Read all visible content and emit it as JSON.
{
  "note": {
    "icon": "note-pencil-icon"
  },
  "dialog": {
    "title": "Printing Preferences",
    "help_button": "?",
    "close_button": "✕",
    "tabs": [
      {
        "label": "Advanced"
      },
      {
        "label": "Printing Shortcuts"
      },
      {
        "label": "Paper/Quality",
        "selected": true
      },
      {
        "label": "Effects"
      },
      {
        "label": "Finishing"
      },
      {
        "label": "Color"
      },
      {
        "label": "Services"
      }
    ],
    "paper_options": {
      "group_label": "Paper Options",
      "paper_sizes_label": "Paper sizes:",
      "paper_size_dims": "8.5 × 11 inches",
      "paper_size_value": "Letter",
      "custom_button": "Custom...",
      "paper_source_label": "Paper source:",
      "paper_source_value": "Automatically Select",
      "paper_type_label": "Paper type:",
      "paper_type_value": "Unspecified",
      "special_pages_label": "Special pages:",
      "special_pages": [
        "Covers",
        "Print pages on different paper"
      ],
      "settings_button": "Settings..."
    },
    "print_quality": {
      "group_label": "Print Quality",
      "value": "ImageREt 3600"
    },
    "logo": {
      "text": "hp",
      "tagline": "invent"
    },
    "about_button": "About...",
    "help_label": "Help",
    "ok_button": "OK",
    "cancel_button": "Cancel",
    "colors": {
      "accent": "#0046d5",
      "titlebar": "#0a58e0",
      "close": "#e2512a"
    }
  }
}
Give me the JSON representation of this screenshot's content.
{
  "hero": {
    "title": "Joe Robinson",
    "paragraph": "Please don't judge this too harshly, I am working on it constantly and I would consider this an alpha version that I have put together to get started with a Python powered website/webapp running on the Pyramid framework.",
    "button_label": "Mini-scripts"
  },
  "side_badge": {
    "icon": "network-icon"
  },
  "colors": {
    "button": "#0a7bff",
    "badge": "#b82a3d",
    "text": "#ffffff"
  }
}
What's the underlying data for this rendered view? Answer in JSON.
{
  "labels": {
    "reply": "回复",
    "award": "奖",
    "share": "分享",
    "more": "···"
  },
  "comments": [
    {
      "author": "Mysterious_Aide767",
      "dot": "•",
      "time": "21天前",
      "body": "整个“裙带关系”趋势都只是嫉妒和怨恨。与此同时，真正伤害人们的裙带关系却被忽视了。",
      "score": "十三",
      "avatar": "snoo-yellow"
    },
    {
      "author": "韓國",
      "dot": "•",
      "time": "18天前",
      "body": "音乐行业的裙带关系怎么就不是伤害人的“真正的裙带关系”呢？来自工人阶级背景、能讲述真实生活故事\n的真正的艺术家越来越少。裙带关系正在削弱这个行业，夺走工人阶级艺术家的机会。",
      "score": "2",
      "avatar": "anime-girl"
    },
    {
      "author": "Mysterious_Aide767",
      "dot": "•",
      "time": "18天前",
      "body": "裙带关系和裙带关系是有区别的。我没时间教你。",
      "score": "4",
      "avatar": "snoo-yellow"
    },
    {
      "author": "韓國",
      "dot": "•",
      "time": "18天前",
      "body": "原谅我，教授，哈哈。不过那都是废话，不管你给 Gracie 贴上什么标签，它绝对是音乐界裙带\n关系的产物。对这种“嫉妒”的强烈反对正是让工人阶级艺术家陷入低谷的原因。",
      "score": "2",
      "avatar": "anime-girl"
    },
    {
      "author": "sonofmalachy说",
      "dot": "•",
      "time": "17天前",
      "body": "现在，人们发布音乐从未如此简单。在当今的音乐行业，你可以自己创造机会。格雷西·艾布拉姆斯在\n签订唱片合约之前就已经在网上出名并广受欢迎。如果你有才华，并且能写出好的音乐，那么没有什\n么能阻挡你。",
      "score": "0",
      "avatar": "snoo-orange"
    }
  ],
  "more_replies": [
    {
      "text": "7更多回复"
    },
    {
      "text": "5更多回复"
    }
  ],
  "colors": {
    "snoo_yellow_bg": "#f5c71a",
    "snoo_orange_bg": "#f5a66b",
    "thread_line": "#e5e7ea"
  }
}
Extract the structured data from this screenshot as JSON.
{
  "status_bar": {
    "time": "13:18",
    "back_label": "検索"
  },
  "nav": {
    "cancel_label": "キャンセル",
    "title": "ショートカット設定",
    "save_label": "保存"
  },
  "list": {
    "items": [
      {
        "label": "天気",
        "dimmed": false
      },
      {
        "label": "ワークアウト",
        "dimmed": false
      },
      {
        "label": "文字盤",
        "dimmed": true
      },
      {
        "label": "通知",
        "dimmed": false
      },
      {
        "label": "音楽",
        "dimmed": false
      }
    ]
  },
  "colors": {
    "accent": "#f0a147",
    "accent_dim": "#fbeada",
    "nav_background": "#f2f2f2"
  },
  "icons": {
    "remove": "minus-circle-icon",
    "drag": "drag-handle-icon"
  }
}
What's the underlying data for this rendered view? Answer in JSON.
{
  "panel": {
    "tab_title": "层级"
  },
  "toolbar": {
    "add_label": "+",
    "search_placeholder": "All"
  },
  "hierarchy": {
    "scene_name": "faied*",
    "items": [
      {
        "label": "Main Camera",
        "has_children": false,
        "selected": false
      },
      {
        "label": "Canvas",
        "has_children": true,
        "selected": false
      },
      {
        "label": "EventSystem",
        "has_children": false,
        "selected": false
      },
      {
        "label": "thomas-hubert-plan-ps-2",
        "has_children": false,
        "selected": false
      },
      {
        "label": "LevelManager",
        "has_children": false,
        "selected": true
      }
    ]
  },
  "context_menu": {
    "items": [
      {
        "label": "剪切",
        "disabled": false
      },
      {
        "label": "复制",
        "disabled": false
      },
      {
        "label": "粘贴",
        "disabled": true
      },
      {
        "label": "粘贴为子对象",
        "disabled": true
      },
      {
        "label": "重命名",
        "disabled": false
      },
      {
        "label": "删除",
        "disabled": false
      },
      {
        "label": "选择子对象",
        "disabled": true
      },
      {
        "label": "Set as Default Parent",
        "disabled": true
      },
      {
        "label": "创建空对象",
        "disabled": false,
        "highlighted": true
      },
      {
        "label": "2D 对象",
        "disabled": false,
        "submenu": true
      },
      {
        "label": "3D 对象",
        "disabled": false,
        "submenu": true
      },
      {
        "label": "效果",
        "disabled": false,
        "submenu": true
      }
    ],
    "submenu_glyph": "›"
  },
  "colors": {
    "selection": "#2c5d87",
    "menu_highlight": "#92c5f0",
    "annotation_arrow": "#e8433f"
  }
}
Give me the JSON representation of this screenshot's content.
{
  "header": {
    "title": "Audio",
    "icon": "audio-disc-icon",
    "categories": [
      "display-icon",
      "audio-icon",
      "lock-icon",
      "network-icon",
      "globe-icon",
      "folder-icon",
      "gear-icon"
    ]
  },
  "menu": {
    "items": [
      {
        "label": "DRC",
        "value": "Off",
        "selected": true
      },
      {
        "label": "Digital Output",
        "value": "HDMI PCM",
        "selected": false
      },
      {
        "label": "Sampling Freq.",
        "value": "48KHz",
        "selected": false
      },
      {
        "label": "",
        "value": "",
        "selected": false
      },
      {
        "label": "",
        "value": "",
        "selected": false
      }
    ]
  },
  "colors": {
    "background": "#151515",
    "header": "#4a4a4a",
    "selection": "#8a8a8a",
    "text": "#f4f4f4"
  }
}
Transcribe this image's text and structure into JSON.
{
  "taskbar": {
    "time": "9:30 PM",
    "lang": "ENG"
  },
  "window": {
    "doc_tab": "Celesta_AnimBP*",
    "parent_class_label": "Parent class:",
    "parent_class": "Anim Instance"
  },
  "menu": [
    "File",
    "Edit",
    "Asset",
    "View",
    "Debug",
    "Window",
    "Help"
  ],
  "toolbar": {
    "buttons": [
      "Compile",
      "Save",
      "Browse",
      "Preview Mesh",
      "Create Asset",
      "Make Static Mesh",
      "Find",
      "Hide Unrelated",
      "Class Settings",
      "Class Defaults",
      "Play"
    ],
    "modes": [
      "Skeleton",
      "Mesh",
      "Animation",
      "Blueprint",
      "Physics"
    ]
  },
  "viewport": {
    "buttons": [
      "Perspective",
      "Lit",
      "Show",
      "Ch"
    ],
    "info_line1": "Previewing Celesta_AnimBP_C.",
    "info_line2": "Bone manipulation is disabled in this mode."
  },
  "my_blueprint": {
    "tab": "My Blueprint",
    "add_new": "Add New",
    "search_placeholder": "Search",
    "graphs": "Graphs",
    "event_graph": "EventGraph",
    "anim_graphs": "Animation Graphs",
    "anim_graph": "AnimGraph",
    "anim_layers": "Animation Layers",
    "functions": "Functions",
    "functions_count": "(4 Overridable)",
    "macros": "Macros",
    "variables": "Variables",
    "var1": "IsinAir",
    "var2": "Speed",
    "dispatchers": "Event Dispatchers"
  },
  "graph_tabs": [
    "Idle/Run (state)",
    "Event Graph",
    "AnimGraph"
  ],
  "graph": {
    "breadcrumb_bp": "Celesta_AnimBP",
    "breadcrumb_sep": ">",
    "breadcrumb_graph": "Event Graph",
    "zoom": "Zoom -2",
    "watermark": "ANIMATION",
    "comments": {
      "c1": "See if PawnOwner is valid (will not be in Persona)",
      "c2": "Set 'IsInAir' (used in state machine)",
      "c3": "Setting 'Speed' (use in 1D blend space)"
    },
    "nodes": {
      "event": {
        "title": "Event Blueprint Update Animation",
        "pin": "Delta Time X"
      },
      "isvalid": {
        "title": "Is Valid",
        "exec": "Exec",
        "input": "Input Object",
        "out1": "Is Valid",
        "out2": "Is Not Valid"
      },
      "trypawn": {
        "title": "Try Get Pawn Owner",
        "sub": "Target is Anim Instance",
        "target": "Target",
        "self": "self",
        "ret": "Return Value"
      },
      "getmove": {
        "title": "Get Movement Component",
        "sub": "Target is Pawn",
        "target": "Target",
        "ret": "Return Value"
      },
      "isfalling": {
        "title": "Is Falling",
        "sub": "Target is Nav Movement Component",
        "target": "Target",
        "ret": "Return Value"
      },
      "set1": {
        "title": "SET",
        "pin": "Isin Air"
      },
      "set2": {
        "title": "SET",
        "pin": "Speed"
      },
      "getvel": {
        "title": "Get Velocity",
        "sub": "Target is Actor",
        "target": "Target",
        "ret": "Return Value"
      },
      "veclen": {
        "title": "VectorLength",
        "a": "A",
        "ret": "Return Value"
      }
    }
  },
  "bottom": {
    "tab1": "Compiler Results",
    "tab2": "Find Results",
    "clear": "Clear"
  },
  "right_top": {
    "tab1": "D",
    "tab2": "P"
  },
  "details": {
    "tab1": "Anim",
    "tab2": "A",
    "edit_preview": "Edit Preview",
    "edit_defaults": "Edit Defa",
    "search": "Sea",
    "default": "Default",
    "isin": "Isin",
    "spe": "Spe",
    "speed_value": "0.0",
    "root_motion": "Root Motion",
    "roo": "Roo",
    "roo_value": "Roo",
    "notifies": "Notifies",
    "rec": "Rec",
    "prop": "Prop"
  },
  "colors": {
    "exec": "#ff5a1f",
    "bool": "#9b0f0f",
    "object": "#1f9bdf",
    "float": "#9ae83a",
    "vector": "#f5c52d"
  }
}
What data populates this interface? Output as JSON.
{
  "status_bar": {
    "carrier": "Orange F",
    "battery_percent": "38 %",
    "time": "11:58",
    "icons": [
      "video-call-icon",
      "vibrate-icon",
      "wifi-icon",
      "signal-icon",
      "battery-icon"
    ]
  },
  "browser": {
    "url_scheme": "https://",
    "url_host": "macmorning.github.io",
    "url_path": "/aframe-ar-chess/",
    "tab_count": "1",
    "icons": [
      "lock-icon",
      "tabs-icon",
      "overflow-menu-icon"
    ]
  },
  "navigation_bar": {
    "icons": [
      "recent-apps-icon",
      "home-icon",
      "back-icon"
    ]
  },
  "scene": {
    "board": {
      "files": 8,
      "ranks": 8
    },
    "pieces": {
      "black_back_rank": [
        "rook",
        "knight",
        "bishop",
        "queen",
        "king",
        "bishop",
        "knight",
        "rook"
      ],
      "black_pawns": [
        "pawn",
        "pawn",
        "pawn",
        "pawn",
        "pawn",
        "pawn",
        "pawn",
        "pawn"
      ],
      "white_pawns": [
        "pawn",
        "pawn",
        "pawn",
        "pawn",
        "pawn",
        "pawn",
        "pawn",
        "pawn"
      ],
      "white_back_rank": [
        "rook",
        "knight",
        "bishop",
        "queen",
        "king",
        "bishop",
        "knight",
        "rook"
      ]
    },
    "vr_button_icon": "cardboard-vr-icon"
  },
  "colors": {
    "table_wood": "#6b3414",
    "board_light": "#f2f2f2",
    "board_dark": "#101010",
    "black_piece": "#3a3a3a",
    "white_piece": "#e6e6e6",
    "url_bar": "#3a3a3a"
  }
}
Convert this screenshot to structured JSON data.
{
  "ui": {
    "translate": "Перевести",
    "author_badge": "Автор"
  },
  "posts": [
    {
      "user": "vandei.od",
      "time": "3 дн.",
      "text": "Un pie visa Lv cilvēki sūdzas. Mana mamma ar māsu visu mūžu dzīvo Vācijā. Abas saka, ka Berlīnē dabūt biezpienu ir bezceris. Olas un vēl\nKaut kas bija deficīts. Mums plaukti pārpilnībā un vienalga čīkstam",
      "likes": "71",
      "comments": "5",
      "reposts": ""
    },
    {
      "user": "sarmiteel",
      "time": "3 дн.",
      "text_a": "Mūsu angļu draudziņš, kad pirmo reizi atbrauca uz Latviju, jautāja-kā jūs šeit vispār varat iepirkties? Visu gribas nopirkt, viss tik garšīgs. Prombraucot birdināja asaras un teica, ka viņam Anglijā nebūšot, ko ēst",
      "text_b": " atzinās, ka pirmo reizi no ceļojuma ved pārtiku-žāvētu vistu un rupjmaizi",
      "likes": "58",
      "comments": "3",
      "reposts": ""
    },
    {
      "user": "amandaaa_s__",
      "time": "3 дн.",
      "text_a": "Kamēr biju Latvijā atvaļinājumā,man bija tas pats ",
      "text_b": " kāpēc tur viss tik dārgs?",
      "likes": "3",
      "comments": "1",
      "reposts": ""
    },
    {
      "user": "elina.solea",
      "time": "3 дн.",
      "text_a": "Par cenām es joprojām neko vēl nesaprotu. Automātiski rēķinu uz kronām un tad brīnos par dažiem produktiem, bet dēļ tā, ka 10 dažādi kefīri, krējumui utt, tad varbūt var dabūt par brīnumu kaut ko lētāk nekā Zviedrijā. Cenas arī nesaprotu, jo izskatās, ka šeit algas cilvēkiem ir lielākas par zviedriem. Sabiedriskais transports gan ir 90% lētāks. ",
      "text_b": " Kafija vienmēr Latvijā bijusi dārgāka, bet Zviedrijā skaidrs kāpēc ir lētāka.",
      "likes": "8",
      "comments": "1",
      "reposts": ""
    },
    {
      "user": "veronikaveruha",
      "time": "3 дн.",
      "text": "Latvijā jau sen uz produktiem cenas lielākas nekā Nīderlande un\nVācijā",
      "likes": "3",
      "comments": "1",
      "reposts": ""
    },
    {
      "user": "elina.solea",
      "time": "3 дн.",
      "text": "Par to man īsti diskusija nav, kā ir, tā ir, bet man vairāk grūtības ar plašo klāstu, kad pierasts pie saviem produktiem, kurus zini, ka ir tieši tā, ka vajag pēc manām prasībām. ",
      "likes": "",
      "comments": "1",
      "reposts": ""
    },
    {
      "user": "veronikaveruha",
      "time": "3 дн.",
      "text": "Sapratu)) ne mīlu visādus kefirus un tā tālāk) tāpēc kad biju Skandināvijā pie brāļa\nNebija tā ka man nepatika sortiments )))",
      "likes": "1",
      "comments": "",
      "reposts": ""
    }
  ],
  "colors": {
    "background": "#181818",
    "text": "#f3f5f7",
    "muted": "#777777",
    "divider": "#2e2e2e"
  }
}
——
For the material, find the number of lines holding the word "Settings" and give that figure and nothing more.

2